[The problem]
Scan the data below for the string "употребляются". Copy every line where it appears.

Records from a data collection:
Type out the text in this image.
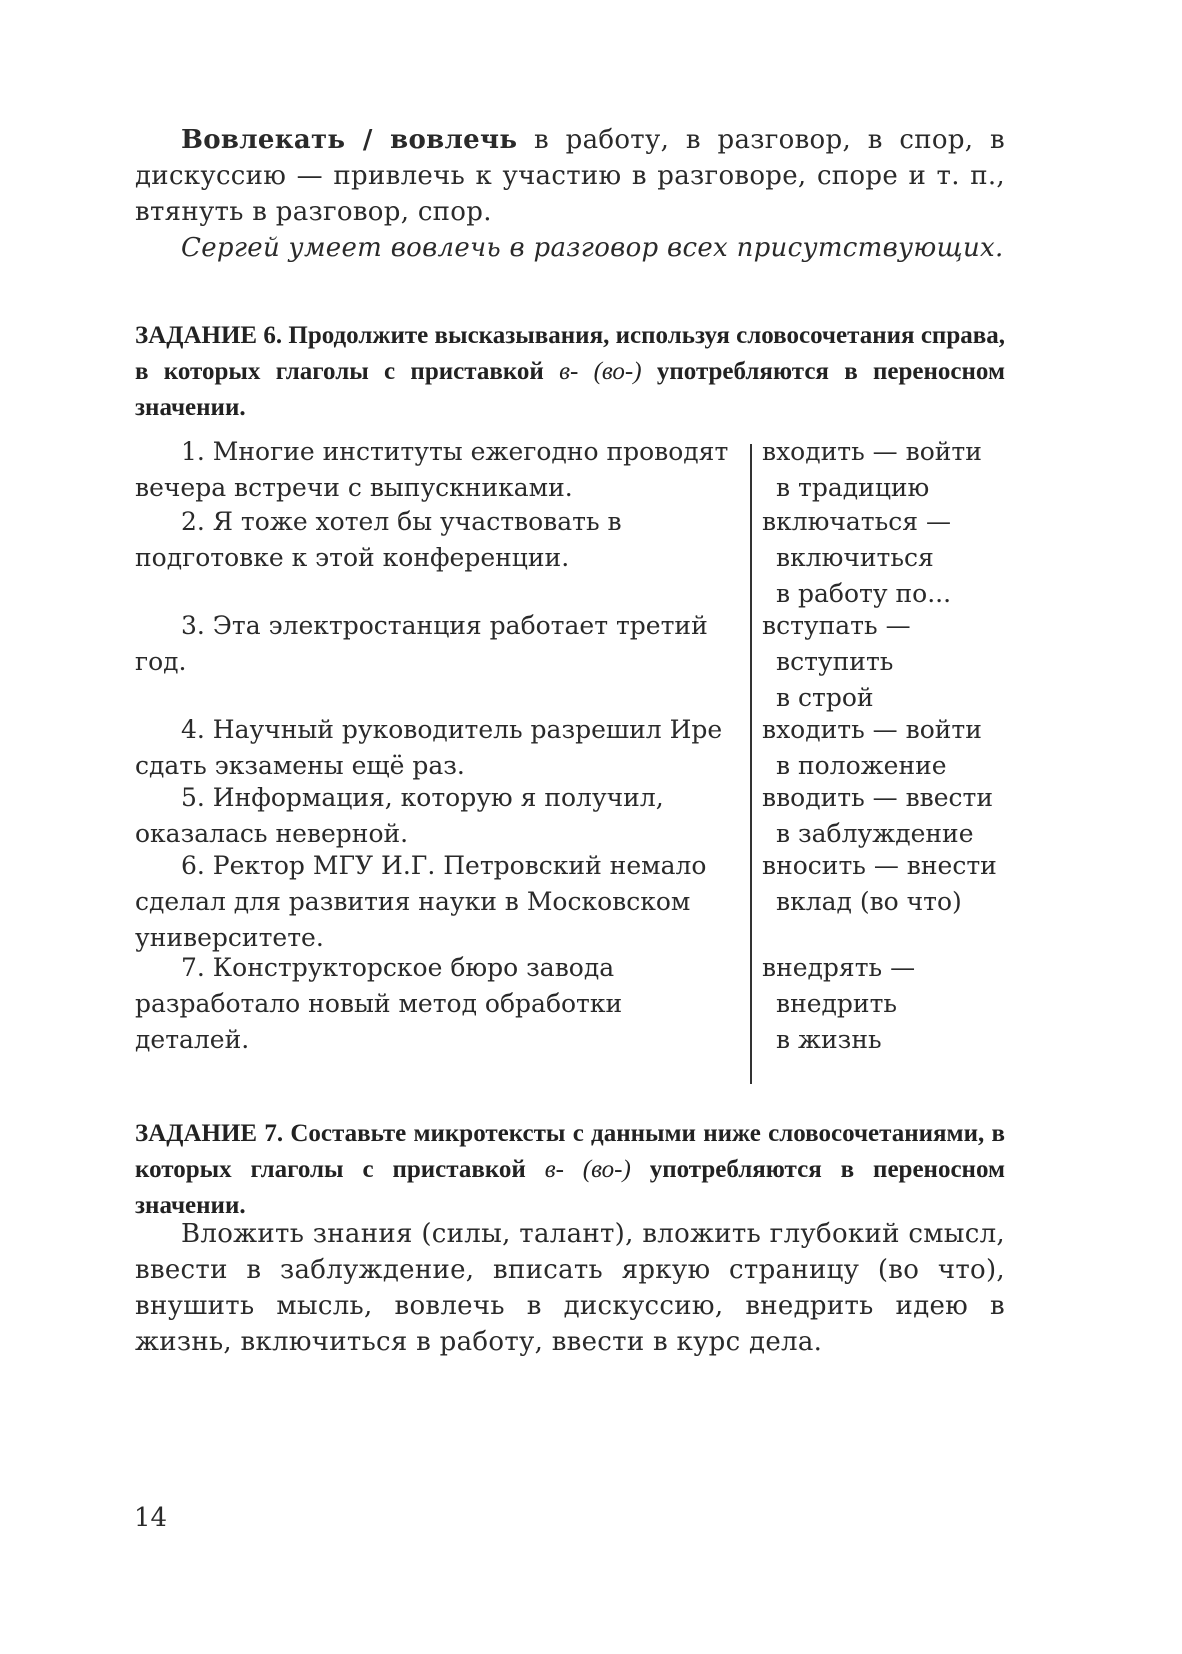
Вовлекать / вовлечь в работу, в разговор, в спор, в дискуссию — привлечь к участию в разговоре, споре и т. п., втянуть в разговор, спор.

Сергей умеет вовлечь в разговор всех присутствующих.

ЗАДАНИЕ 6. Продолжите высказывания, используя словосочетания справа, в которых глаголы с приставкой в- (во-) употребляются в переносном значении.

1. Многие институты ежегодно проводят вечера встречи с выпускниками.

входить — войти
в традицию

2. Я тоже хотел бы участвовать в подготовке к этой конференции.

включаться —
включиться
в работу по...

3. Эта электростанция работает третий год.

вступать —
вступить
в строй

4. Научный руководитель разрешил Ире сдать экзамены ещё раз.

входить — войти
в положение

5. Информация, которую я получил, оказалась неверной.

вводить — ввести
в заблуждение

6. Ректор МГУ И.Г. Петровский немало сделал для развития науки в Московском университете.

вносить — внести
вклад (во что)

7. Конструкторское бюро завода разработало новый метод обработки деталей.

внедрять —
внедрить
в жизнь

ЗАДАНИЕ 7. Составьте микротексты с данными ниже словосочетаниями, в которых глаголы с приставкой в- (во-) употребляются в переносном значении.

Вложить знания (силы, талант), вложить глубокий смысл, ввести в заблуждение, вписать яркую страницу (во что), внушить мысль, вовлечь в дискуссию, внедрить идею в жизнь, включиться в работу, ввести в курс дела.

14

* * *

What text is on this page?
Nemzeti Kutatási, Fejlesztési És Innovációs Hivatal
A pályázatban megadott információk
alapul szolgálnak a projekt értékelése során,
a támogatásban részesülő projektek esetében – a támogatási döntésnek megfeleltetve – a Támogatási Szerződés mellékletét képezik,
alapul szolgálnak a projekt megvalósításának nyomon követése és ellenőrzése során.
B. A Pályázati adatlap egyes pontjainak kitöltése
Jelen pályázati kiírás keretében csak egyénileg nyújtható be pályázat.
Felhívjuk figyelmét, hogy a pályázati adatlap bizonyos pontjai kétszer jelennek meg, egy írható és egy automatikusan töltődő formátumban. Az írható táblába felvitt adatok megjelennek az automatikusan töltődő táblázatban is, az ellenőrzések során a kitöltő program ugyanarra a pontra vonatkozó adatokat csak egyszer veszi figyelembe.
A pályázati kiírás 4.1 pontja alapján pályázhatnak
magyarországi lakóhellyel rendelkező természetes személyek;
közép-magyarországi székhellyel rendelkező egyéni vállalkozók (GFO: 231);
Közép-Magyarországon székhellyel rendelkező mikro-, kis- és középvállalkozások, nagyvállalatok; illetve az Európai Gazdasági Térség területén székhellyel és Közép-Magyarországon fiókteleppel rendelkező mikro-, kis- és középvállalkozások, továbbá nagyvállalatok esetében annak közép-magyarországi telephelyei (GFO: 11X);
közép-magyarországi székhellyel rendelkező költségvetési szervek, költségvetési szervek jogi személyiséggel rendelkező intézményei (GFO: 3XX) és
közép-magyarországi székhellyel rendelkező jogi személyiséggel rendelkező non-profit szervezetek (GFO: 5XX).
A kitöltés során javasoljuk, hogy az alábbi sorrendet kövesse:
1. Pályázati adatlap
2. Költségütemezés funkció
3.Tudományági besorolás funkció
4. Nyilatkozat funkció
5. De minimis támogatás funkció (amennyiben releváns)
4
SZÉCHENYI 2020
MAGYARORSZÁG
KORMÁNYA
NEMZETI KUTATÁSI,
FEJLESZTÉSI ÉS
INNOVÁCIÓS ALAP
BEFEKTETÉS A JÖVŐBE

[Solution to the exercise]
ЗАДАНИЕ 6. Продолжите высказывания, используя словосочетания справа, в которых глаголы с приставкой в- (во-) употребляются в переносном значении.
ЗАДАНИЕ 7. Составьте микротексты с данными ниже словосочетаниями, в которых глаголы с приставкой в- (во-) употребляются в переносном значении.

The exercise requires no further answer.